Lines from the one containing "Give me a plain-text" through the last line of the data are to be repeated word for word, both ends included.

━━━━━━━━

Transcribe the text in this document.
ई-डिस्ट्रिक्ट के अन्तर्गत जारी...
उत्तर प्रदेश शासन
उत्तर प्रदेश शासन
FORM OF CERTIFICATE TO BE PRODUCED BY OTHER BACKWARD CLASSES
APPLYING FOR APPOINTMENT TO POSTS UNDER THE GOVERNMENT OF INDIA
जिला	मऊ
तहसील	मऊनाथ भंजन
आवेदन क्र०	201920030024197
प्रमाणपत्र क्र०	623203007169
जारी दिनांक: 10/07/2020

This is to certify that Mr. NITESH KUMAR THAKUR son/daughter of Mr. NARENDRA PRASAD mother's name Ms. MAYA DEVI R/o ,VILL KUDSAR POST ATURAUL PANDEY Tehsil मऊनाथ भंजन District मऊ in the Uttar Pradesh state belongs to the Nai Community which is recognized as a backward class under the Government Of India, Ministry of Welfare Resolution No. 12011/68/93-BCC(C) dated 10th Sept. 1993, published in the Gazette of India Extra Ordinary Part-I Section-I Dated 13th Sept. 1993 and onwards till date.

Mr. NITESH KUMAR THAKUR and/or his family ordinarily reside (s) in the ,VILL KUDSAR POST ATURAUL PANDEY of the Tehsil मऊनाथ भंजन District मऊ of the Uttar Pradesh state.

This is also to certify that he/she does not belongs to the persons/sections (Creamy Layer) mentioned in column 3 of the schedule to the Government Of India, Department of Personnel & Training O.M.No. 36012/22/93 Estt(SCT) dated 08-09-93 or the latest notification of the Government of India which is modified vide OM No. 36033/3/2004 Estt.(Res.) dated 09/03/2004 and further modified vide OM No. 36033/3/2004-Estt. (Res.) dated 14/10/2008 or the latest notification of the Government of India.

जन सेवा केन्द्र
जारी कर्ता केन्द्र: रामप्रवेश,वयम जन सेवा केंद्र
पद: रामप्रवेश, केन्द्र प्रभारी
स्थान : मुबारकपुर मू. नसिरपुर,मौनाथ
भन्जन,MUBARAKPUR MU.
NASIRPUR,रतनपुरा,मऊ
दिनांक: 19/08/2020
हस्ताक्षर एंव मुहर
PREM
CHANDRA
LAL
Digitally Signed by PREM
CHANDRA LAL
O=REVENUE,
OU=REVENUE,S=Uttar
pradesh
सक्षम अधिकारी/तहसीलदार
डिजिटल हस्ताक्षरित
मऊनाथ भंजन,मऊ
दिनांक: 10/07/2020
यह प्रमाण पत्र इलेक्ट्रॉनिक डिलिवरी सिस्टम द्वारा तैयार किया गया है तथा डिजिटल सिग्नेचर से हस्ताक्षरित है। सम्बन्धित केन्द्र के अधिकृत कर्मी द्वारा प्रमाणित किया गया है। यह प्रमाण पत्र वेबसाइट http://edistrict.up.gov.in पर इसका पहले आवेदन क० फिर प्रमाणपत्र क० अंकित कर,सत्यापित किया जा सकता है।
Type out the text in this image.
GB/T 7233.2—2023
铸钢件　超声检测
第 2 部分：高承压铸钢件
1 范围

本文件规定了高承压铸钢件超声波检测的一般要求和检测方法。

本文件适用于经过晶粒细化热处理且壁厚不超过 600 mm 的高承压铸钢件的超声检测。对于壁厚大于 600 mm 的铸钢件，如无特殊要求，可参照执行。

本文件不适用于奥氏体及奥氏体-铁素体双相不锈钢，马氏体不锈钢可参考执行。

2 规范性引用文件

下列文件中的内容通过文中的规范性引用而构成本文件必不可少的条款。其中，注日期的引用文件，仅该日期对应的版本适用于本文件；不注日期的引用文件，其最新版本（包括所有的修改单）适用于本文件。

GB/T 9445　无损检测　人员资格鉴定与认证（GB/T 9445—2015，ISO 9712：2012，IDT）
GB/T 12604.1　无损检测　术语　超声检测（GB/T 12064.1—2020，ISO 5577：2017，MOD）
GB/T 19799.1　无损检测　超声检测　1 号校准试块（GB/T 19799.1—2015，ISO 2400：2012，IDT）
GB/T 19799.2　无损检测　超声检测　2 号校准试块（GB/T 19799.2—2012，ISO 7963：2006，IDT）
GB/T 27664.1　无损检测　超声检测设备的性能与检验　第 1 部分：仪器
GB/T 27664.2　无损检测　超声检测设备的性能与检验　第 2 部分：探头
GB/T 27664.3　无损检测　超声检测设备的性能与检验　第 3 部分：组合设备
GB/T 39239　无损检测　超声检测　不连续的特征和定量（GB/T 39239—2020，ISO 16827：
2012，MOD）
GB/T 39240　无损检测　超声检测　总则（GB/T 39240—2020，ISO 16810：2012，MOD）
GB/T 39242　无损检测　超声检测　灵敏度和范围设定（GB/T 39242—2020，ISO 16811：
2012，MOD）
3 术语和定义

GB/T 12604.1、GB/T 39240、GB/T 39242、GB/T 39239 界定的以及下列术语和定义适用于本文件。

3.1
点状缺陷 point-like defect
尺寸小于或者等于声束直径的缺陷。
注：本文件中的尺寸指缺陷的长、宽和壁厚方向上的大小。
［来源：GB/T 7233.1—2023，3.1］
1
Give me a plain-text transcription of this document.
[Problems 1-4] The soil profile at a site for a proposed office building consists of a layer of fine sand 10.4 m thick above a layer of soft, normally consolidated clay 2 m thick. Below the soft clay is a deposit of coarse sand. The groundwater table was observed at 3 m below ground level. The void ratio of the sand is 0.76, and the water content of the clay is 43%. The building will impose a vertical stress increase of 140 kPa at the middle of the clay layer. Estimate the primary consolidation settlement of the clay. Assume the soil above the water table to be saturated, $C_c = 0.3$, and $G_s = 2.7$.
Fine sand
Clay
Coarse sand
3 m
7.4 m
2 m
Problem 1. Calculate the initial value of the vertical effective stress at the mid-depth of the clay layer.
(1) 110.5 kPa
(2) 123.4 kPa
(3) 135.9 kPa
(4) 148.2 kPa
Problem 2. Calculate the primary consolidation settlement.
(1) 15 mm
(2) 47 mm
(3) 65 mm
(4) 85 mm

━━━━━━━━

Response:
Give me a plain-text transcription of this document.
[Problems 1-4] The soil profile at a site for a proposed office building consists of a layer of fine sand 10.4 m thick above a layer of soft, normally consolidated clay 2 m thick. Below the soft clay is a deposit of coarse sand. The groundwater table was observed at 3 m below ground level. The void ratio of the sand is 0.76, and the water content of the clay is 43%. The building will impose a vertical stress increase of 140 kPa at the middle of the clay layer. Estimate the primary consolidation settlement of the clay. Assume the soil above the water table to be saturated, $C_c = 0.3$, and $G_s = 2.7$.
Fine sand
Clay
Coarse sand
3 m
7.4 m
2 m
Problem 1. Calculate the initial value of the vertical effective stress at the mid-depth of the clay layer.
(1) 110.5 kPa
(2) 123.4 kPa
(3) 135.9 kPa
(4) 148.2 kPa
Problem 2. Calculate the primary consolidation settlement.
(1) 15 mm
(2) 47 mm
(3) 65 mm
(4) 85 mm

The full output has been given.